• **Written instruction**
Within the records below, find each line that holds the string "manager", then copy it.

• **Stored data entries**
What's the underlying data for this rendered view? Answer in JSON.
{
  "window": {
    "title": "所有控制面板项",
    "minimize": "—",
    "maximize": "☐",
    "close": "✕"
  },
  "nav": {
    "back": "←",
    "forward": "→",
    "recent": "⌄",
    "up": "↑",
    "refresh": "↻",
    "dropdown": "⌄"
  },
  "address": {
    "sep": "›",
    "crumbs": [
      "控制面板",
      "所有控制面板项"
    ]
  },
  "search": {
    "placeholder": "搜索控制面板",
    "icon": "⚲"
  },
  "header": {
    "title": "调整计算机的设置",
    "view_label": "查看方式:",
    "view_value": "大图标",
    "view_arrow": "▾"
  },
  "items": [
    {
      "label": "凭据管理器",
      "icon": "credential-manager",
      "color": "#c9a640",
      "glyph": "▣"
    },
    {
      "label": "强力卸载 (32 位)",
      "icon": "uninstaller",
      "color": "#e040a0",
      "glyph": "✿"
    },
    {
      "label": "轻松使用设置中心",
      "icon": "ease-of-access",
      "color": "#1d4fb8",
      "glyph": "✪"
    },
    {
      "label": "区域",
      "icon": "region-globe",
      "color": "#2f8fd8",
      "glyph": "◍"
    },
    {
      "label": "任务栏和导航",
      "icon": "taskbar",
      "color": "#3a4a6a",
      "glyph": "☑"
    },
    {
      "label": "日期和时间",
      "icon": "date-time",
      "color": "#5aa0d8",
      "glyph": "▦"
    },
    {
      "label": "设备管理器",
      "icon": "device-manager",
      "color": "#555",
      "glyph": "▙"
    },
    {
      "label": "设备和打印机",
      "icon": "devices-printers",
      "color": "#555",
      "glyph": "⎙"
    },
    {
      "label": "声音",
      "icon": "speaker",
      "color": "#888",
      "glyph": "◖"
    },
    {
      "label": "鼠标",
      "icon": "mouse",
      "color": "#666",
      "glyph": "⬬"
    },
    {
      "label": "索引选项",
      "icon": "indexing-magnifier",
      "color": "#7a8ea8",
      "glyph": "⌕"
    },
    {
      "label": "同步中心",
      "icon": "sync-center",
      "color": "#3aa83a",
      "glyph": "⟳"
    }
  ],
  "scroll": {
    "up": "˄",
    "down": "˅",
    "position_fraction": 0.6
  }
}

* * *

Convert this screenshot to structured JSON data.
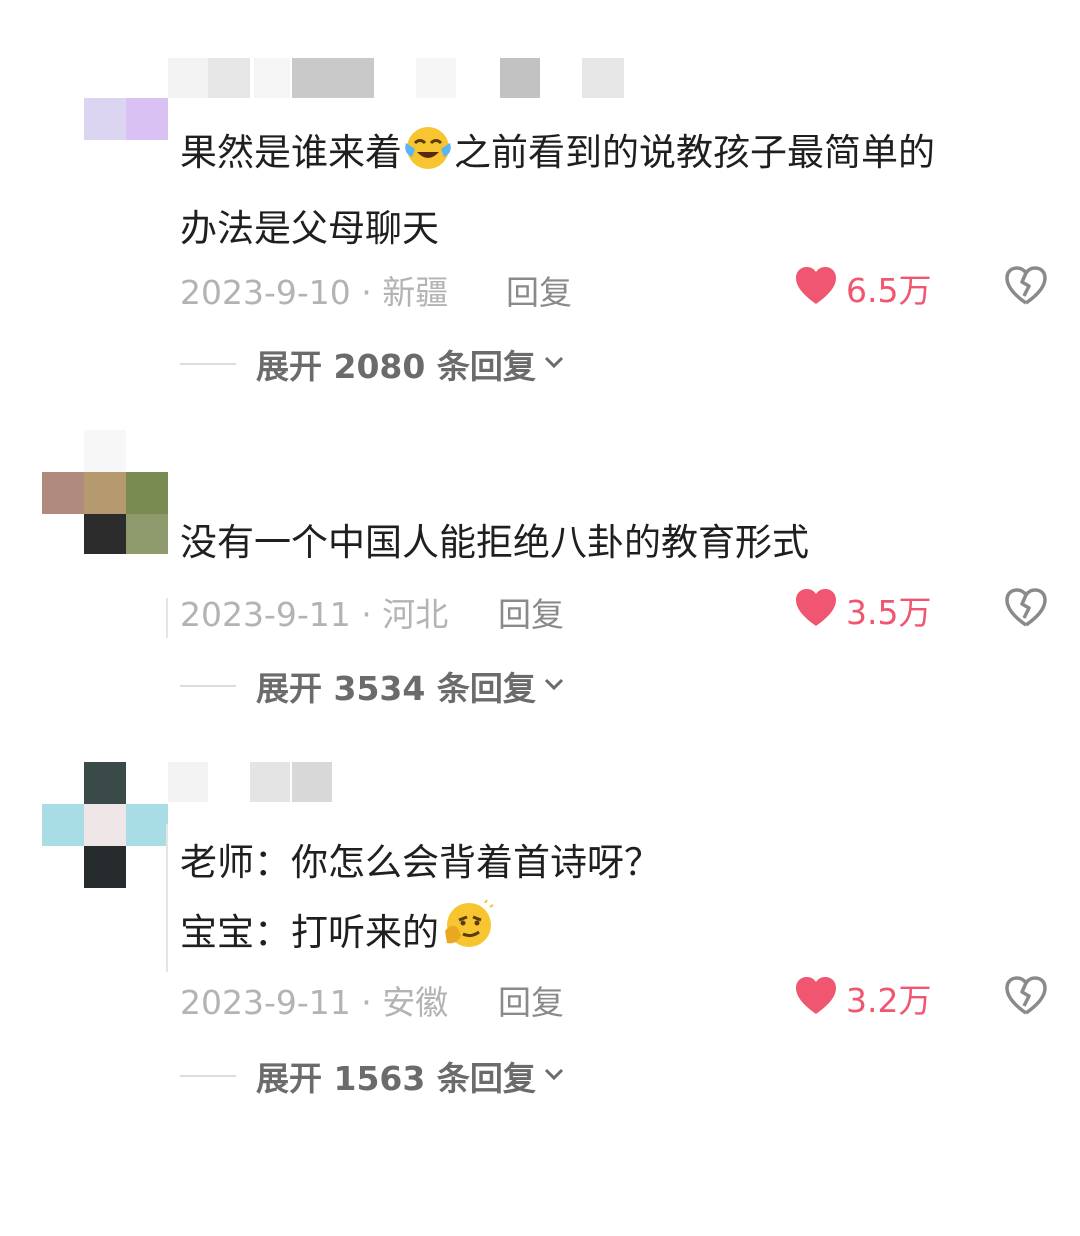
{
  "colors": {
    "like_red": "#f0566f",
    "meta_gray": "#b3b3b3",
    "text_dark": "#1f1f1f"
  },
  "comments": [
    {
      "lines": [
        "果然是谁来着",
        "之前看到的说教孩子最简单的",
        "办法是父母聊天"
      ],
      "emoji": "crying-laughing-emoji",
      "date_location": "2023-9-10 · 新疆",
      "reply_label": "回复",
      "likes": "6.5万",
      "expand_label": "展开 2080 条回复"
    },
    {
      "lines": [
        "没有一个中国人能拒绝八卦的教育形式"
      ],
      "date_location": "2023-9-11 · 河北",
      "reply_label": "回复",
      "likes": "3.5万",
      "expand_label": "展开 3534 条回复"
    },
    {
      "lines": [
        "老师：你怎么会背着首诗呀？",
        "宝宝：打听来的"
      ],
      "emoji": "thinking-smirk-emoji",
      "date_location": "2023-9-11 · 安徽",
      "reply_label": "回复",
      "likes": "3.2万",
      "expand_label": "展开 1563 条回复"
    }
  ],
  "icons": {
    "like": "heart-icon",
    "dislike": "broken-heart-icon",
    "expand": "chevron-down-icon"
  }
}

• **Task output**
      "icon": "credential-manager",
      "icon": "device-manager",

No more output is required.